** Begin Data listing **
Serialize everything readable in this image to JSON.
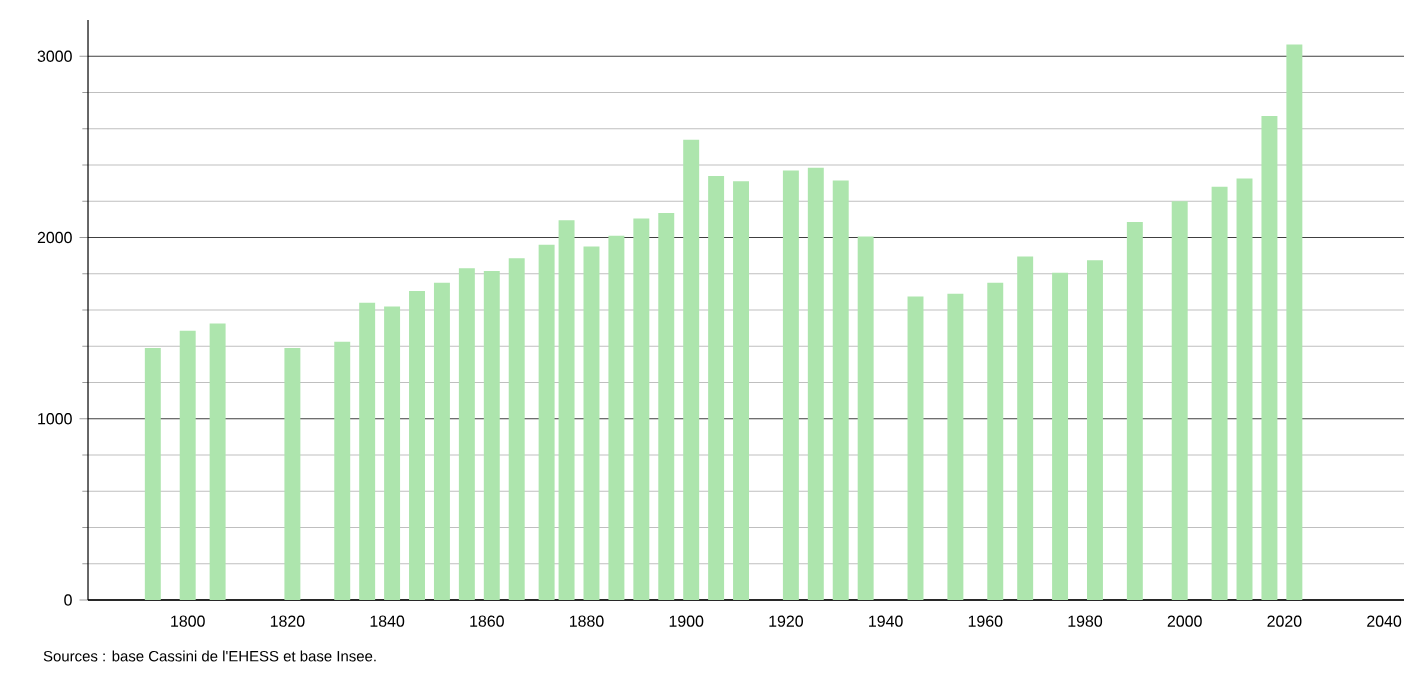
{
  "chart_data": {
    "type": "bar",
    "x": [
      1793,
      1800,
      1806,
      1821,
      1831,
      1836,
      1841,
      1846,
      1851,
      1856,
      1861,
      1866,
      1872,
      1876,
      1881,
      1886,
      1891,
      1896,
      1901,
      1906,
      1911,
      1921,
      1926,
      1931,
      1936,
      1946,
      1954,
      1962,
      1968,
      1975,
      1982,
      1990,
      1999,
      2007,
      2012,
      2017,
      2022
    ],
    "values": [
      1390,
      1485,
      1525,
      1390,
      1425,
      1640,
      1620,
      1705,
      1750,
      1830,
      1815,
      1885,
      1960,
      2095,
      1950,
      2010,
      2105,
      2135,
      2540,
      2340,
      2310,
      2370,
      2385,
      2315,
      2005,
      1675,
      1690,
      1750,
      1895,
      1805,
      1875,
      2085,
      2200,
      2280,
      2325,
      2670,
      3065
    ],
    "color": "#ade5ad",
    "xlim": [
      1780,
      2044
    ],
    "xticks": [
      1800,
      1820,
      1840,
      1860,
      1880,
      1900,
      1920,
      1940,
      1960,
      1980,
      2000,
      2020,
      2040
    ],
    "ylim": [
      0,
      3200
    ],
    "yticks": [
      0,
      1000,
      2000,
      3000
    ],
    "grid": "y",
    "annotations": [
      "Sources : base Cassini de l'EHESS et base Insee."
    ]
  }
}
** End Data listing **
** Begin Data listing **
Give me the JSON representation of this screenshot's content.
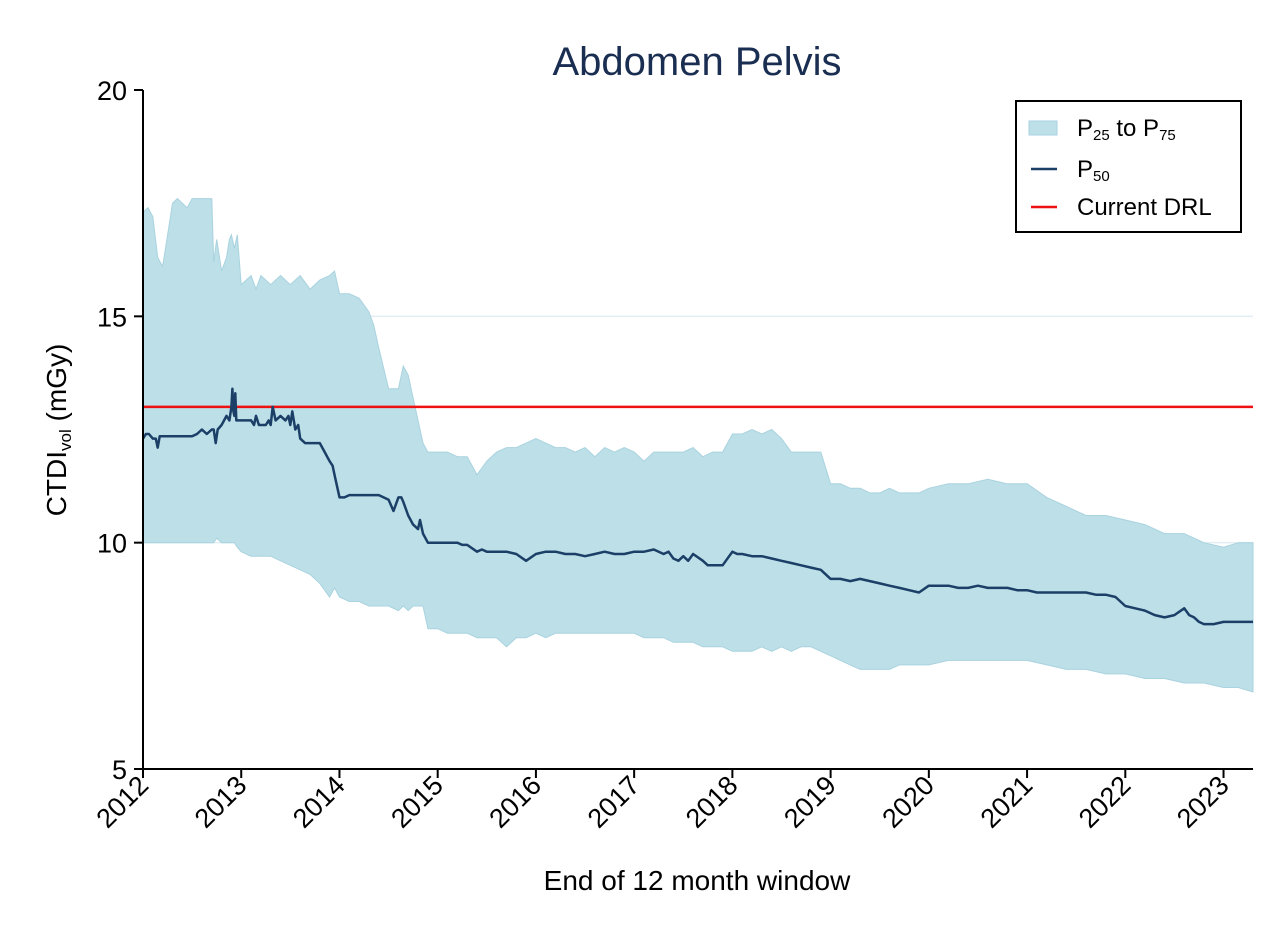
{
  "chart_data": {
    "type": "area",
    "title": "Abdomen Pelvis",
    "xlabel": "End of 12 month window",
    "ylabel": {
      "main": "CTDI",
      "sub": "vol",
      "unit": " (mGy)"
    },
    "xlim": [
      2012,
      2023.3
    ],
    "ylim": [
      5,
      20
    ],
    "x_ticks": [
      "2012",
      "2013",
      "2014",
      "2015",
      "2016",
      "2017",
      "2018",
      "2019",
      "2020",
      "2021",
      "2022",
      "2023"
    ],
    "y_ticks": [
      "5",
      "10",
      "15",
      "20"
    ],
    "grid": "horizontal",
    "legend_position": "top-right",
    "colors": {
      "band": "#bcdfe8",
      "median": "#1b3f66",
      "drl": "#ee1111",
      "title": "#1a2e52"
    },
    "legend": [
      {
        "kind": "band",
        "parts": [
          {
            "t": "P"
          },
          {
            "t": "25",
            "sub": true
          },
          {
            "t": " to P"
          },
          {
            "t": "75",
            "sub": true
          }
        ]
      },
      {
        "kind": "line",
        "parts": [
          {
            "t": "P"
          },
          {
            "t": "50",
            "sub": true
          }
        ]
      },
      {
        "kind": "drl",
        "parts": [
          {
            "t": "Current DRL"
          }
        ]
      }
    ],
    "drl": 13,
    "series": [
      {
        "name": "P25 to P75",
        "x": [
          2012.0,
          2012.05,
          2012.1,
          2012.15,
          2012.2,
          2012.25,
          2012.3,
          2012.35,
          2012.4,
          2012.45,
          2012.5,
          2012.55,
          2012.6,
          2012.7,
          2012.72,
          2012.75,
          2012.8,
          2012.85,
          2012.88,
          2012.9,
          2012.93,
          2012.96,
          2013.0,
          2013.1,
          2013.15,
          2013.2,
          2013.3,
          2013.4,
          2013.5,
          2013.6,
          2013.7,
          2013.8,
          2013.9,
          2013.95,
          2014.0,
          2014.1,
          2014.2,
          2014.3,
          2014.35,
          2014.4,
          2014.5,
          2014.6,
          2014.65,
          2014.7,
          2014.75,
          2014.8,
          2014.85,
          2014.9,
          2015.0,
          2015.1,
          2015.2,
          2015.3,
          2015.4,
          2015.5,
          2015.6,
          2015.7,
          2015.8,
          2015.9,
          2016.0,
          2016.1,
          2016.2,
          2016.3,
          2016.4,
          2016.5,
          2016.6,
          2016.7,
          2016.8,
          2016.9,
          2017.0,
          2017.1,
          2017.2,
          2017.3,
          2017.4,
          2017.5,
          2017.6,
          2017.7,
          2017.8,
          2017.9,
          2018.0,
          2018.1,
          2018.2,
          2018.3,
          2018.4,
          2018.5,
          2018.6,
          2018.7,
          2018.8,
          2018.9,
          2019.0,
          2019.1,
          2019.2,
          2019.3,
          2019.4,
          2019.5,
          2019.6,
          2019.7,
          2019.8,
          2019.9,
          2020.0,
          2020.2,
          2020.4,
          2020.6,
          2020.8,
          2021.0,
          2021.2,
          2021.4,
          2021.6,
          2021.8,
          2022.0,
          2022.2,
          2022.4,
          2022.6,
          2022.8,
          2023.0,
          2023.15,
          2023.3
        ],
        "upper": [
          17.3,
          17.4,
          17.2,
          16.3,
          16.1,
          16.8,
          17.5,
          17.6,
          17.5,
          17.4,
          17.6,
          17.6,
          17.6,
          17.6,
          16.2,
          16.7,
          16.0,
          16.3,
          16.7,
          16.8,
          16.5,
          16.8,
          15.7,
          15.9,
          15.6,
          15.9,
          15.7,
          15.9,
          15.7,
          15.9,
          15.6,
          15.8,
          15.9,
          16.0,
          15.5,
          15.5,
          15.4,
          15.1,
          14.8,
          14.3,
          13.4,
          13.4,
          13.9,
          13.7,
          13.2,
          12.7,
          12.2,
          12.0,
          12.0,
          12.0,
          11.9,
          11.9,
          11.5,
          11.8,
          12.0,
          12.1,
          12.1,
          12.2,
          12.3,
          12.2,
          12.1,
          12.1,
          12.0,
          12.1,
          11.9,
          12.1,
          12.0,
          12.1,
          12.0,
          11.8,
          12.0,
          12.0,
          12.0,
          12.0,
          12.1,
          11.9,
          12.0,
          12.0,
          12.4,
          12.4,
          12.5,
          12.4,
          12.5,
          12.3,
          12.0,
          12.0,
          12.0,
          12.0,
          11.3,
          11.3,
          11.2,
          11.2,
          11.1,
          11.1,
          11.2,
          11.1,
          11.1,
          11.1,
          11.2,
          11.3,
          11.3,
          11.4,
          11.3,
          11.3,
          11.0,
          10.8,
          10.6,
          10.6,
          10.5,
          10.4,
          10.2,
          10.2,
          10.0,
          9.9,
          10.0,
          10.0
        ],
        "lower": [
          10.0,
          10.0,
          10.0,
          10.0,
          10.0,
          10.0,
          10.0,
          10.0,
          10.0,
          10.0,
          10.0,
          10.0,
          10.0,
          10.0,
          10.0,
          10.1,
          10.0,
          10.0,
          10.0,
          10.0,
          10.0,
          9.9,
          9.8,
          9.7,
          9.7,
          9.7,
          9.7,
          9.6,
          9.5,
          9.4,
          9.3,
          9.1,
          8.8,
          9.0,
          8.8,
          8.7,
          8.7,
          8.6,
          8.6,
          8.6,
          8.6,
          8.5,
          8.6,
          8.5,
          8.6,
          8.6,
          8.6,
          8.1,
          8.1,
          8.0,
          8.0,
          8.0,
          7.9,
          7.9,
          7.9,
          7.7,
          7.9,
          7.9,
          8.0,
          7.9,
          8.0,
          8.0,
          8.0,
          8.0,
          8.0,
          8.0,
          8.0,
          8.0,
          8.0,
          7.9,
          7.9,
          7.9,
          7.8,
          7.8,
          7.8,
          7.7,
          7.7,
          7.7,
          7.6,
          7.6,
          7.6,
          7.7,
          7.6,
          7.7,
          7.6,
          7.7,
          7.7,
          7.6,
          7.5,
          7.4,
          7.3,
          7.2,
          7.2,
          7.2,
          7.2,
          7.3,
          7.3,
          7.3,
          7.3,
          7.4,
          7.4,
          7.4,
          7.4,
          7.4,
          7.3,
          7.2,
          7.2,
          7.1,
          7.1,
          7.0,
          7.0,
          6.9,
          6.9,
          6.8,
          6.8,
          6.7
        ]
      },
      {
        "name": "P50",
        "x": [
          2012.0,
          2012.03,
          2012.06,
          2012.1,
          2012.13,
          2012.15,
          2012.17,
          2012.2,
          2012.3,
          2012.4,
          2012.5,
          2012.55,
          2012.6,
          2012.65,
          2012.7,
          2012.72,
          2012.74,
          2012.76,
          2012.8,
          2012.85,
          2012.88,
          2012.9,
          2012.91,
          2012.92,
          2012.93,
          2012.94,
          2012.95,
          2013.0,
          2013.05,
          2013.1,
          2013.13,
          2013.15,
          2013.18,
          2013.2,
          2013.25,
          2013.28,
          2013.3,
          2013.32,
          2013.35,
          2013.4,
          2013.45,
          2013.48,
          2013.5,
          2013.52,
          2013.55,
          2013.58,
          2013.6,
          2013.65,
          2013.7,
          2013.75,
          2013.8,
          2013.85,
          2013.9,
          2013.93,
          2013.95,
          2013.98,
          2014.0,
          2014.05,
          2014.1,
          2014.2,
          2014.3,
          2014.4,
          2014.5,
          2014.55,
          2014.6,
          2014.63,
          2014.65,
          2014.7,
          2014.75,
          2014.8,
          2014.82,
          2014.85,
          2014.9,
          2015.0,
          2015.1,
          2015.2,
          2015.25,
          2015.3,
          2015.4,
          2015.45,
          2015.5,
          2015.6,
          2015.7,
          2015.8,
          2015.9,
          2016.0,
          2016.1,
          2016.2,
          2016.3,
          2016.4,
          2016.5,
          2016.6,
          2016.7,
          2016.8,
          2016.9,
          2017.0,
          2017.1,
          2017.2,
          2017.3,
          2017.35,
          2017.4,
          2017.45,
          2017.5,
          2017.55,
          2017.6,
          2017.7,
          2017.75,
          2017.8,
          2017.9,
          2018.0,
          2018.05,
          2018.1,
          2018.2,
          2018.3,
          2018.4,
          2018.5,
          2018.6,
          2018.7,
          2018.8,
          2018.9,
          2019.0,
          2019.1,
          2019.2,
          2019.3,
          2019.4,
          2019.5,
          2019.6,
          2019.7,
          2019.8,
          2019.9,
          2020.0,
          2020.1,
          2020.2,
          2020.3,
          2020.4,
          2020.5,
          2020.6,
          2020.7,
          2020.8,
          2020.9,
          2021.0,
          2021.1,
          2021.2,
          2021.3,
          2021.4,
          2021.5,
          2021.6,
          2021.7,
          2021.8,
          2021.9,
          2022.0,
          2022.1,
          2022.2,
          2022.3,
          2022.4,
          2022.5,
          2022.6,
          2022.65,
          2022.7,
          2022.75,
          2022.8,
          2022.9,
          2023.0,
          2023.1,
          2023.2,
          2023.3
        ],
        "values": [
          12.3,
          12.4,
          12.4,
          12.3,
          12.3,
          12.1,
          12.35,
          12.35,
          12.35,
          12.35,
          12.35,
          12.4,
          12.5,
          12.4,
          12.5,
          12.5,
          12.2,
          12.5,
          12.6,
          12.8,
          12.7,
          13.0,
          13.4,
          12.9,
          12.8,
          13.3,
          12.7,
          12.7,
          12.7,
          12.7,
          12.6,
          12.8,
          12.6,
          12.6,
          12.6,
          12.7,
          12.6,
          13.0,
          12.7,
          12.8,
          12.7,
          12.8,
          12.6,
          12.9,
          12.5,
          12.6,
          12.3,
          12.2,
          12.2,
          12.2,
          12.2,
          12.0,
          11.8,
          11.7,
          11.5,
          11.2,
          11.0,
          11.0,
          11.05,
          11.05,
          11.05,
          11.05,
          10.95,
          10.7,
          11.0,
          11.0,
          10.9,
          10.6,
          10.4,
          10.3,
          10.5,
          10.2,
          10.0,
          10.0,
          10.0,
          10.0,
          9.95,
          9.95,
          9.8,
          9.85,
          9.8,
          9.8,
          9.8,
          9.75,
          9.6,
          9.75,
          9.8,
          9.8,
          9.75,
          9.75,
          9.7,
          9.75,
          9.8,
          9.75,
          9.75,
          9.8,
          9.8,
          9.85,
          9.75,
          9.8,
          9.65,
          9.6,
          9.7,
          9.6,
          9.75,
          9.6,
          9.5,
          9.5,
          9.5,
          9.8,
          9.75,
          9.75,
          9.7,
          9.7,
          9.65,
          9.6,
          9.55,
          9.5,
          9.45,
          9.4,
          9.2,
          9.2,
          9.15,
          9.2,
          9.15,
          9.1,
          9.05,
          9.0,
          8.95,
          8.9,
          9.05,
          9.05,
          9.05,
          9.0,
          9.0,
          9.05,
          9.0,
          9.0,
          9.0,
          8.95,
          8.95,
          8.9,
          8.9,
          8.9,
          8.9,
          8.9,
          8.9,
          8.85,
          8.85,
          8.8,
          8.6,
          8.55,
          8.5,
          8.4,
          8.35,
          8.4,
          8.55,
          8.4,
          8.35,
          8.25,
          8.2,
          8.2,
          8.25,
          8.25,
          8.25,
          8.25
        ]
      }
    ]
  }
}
** End Data listing **
** Begin Data listing **
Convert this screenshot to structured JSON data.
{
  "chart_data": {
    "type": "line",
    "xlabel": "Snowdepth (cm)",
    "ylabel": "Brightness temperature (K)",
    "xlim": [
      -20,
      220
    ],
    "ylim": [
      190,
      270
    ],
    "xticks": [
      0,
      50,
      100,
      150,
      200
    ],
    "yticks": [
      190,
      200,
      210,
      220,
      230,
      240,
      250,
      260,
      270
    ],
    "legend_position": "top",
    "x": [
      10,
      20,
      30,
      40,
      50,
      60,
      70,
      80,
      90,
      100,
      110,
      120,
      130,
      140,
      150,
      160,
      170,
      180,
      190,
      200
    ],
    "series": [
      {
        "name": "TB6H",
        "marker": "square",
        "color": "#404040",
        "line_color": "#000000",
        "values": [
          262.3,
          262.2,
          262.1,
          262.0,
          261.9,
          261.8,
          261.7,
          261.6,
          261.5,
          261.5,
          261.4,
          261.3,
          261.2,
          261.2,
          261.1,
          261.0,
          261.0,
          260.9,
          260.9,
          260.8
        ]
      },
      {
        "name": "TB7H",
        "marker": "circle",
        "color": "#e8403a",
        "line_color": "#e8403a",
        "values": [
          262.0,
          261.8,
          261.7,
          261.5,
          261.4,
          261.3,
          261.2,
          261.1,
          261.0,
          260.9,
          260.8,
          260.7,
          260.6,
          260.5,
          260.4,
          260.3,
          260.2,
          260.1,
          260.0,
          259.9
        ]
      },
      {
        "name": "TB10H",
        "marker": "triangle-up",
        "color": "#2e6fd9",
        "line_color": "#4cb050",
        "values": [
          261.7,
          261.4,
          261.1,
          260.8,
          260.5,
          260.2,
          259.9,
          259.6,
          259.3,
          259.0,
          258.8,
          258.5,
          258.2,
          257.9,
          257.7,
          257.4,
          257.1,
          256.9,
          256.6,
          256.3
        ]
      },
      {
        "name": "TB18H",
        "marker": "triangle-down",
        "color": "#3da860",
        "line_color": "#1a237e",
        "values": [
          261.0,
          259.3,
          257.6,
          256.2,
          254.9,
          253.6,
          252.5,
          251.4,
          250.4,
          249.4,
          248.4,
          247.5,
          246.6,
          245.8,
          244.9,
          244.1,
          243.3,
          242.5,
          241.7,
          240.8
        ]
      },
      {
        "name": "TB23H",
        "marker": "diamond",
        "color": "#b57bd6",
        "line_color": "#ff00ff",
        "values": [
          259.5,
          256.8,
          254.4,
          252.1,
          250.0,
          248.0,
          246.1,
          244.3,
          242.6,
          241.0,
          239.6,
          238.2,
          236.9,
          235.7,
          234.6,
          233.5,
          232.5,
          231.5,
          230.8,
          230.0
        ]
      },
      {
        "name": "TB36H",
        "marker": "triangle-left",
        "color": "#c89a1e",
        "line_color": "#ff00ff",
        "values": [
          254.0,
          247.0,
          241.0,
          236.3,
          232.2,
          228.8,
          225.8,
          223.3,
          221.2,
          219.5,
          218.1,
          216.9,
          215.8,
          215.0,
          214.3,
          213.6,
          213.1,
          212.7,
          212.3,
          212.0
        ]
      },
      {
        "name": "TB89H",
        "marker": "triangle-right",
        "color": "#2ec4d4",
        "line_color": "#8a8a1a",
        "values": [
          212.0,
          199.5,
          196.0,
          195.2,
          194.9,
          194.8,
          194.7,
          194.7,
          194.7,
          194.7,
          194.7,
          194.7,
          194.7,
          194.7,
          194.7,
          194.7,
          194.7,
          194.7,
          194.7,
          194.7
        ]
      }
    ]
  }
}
** End Data listing **
# [Problem requirements]
Copy and report every line where the word "triangle" is present.

# [Full solution]
        "marker": "triangle-up",
        "marker": "triangle-down",
        "marker": "triangle-left",
        "marker": "triangle-right",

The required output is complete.